#### Task goal:
Write every record out again exactly, and keep images out of it.

>> BEGIN Raw records

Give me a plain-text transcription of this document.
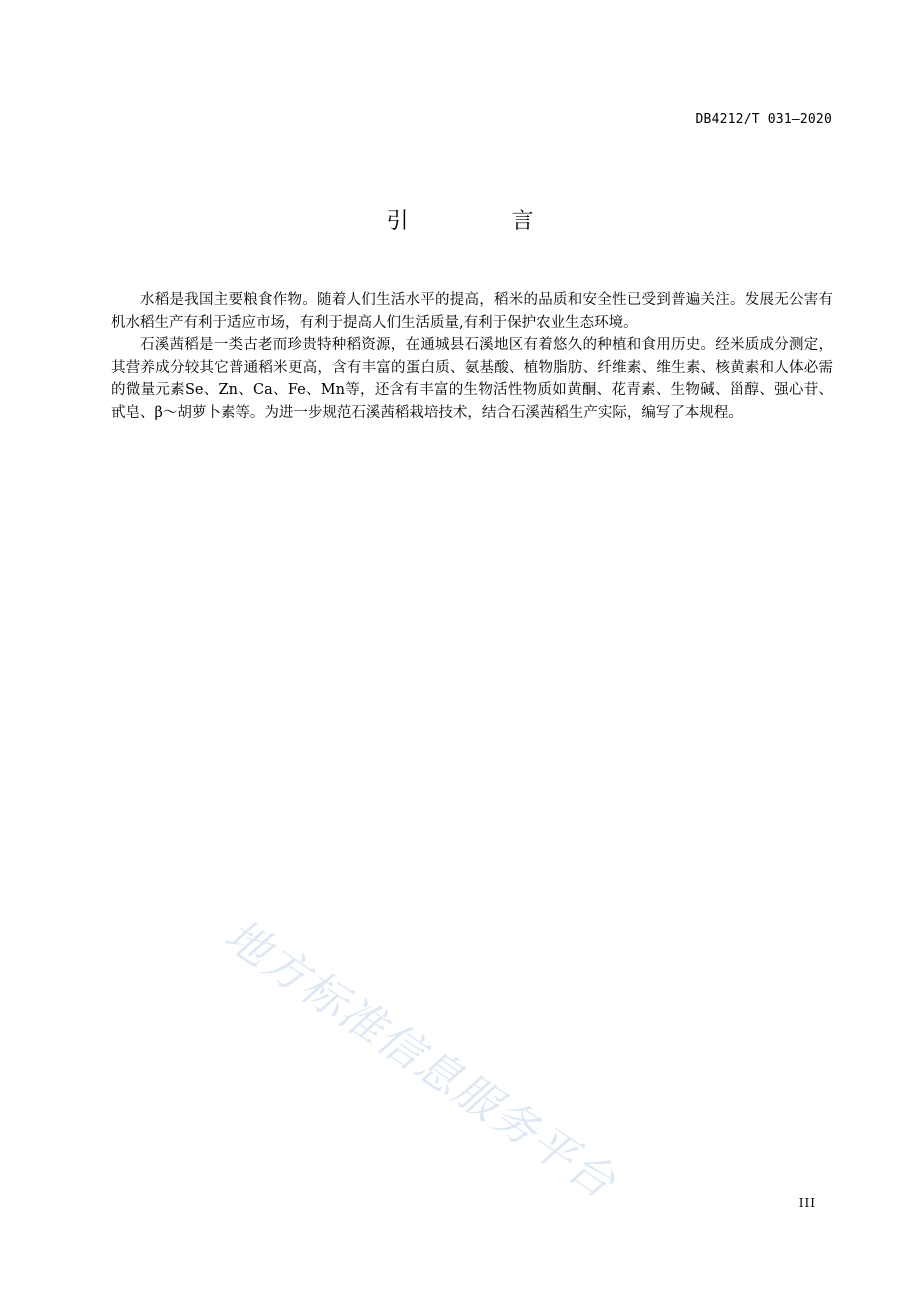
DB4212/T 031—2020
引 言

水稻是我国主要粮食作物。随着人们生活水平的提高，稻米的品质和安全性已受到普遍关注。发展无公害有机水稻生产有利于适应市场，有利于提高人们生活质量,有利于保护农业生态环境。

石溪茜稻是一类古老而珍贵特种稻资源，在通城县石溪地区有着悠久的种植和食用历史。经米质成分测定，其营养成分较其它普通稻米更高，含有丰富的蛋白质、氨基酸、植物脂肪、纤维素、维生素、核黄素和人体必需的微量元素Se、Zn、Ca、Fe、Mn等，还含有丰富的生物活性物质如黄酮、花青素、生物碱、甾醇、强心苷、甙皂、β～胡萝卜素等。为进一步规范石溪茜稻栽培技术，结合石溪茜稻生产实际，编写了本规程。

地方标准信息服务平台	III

>> END Raw records

#### Response:
Give me a plain-text transcription of this document.
DB4212/T 031—2020
引 言

水稻是我国主要粮食作物。随着人们生活水平的提高，稻米的品质和安全性已受到普遍关注。发展无公害有机水稻生产有利于适应市场，有利于提高人们生活质量,有利于保护农业生态环境。

石溪茜稻是一类古老而珍贵特种稻资源，在通城县石溪地区有着悠久的种植和食用历史。经米质成分测定，其营养成分较其它普通稻米更高，含有丰富的蛋白质、氨基酸、植物脂肪、纤维素、维生素、核黄素和人体必需的微量元素Se、Zn、Ca、Fe、Mn等，还含有丰富的生物活性物质如黄酮、花青素、生物碱、甾醇、强心苷、甙皂、β～胡萝卜素等。为进一步规范石溪茜稻栽培技术，结合石溪茜稻生产实际，编写了本规程。

地方标准信息服务平台	III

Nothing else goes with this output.